start Dataset excerpts

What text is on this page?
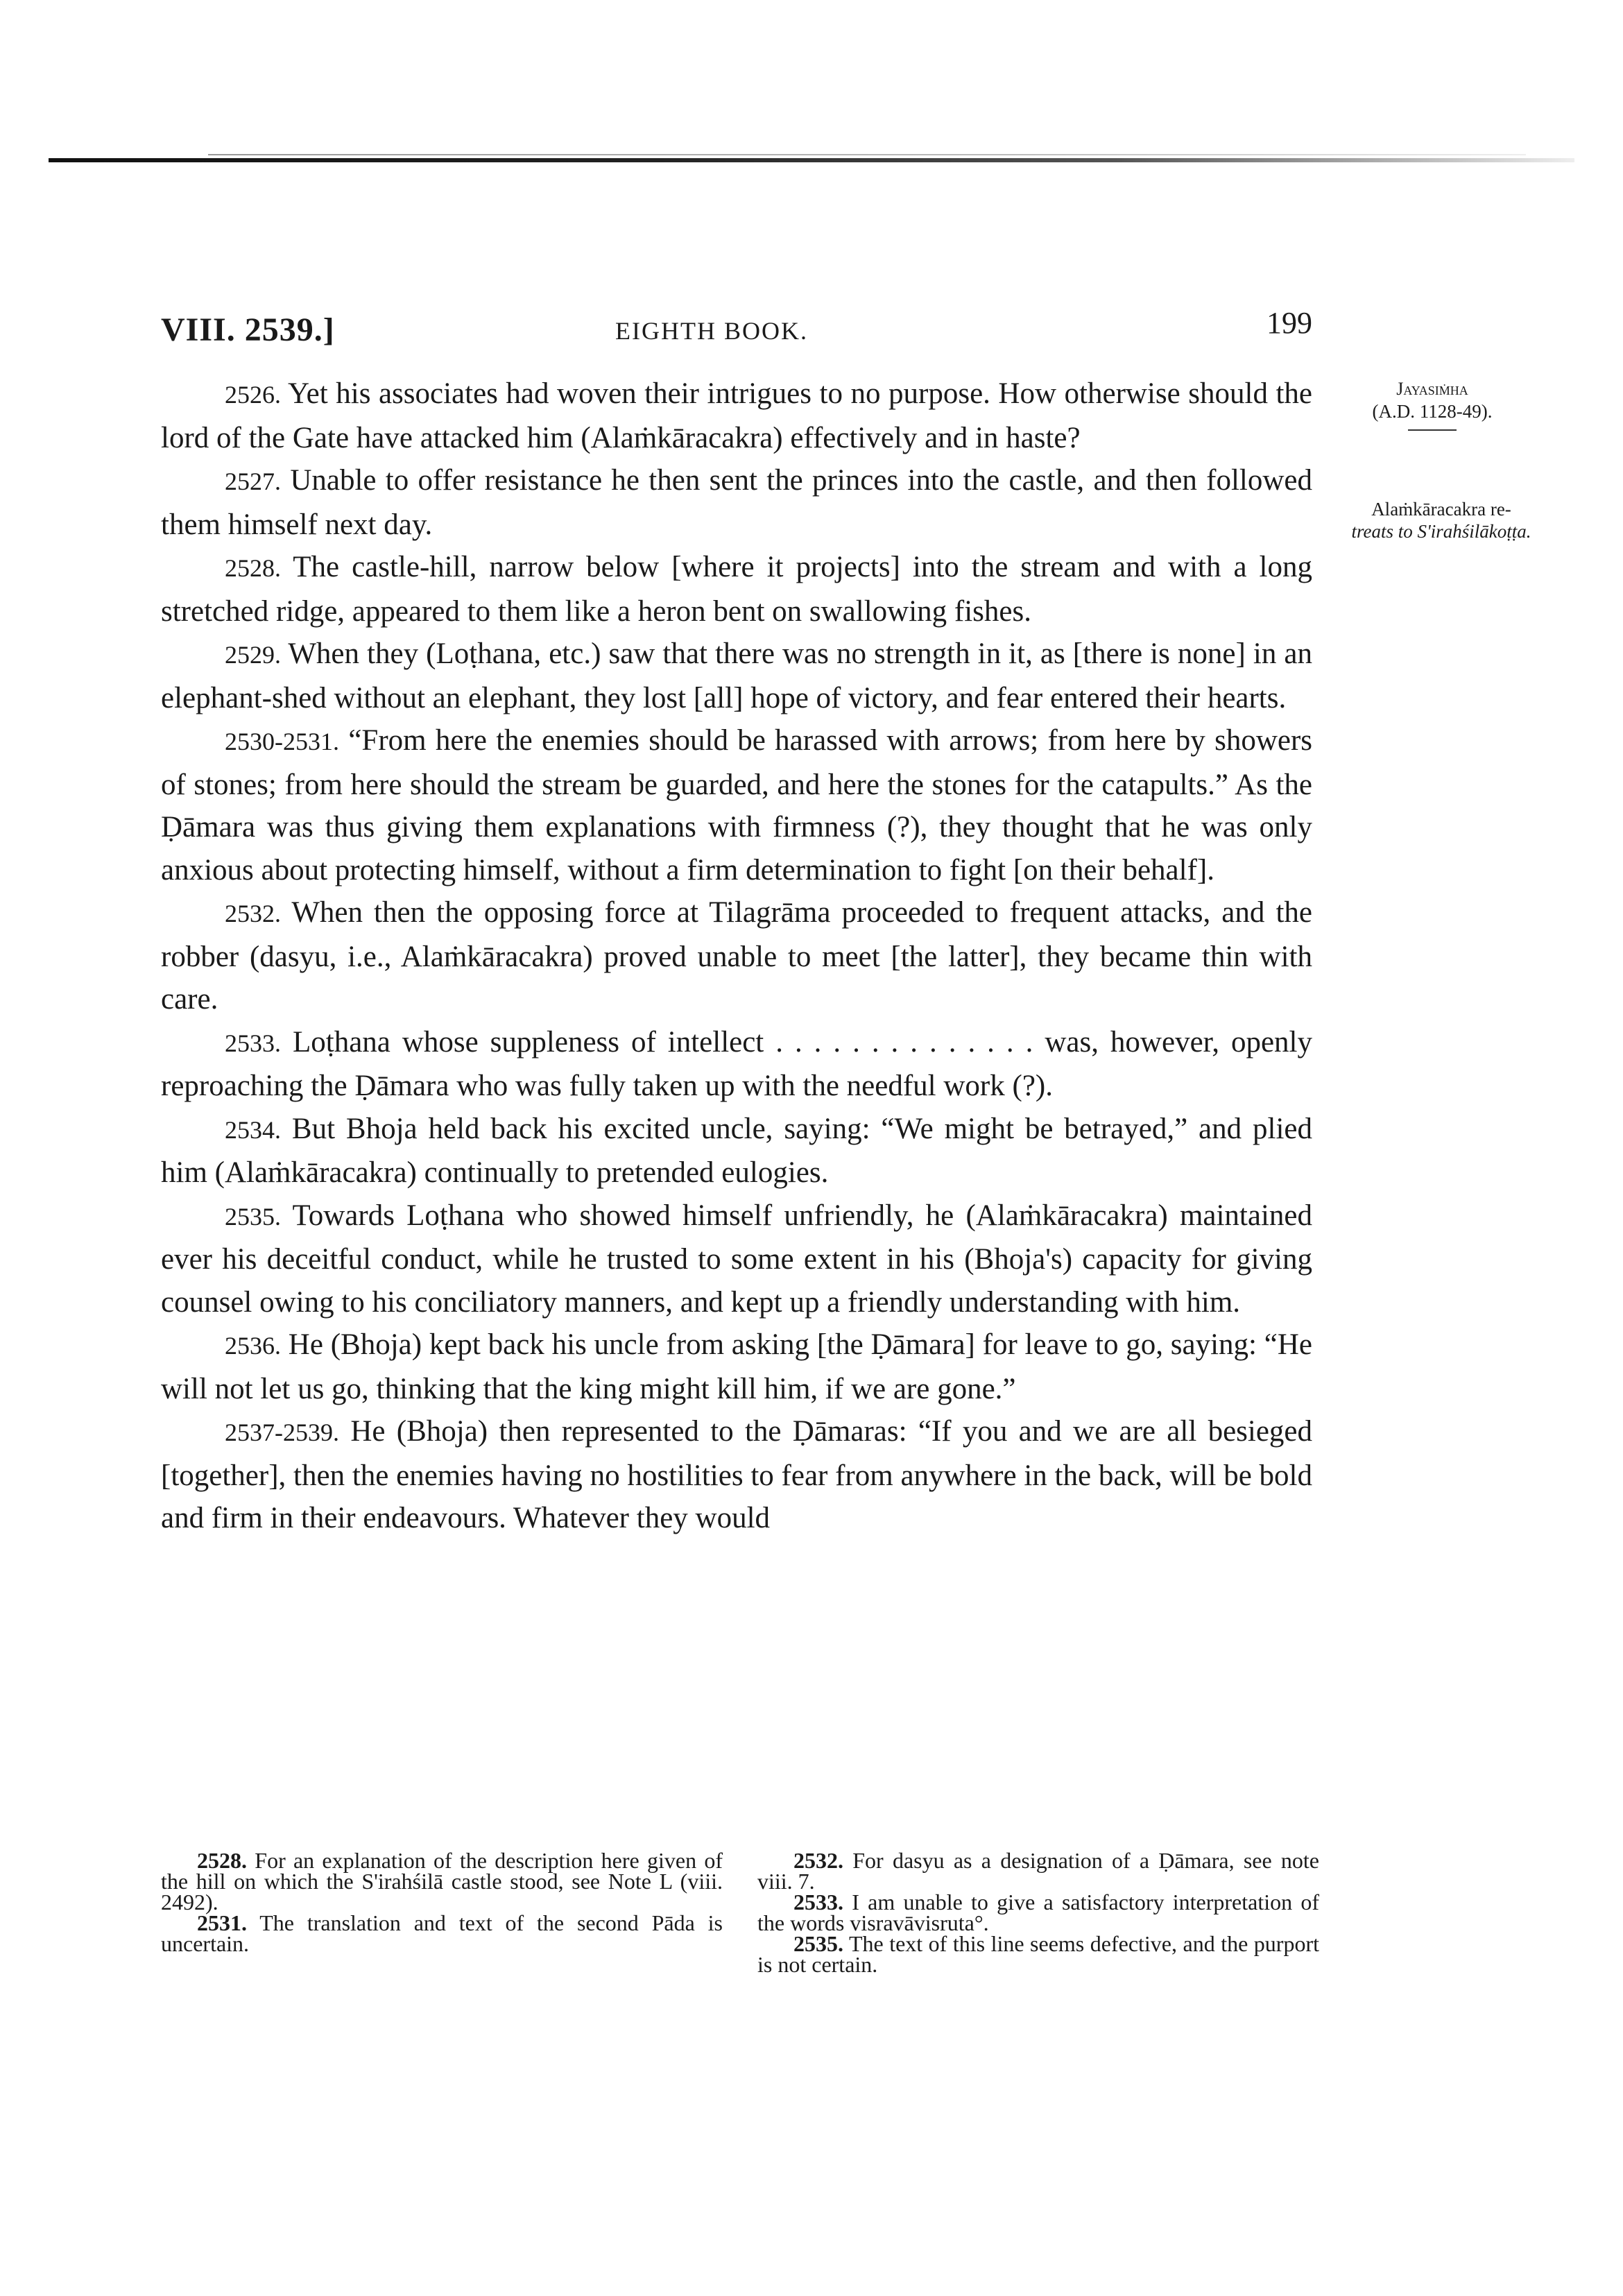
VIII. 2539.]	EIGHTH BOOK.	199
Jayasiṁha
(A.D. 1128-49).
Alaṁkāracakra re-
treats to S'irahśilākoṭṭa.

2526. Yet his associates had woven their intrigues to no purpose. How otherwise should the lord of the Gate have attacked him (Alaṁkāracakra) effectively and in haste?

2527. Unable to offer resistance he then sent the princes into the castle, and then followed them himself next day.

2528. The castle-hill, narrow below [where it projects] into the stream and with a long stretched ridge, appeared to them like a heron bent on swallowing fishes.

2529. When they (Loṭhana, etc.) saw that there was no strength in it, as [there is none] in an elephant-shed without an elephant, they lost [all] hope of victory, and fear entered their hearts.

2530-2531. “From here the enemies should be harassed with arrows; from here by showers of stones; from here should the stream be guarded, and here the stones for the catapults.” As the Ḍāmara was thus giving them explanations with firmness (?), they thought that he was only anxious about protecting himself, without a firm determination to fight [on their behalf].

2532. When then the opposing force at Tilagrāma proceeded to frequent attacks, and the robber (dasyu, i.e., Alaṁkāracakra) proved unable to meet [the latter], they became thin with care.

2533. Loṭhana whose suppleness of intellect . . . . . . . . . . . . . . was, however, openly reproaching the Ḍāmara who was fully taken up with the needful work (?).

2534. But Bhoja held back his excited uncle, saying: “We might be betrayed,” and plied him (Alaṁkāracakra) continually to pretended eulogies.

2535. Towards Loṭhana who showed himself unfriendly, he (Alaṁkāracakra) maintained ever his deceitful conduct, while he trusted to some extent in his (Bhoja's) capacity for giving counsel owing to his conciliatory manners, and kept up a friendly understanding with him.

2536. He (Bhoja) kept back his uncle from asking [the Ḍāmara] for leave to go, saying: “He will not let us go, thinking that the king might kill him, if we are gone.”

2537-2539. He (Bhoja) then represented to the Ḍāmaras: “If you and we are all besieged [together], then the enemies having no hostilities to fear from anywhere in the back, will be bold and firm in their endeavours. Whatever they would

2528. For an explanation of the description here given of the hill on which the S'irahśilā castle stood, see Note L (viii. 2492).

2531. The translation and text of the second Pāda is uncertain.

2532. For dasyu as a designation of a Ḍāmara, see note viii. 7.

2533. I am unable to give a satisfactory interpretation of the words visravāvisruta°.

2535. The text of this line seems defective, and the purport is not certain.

end Dataset excerpts

## Aim
Pick each line holding the word "this" out of the data and copy it.

## Exercise output
What text is on this page?
2535. The text of this line seems defective, and the purport is not certain.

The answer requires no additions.